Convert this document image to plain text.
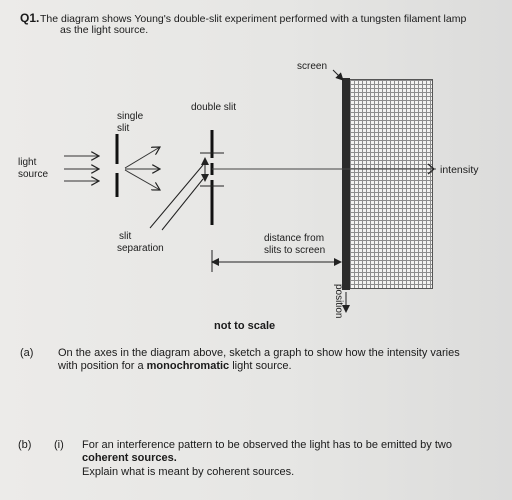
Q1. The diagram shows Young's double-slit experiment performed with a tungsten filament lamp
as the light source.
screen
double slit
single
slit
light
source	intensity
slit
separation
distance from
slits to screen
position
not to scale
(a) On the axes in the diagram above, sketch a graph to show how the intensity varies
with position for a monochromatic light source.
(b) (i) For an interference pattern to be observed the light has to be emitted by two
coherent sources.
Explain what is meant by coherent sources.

• What the exercise asks:
Out of the material above, select every line that holds the string "sources".

• Result:
coherent sources.
Explain what is meant by coherent sources.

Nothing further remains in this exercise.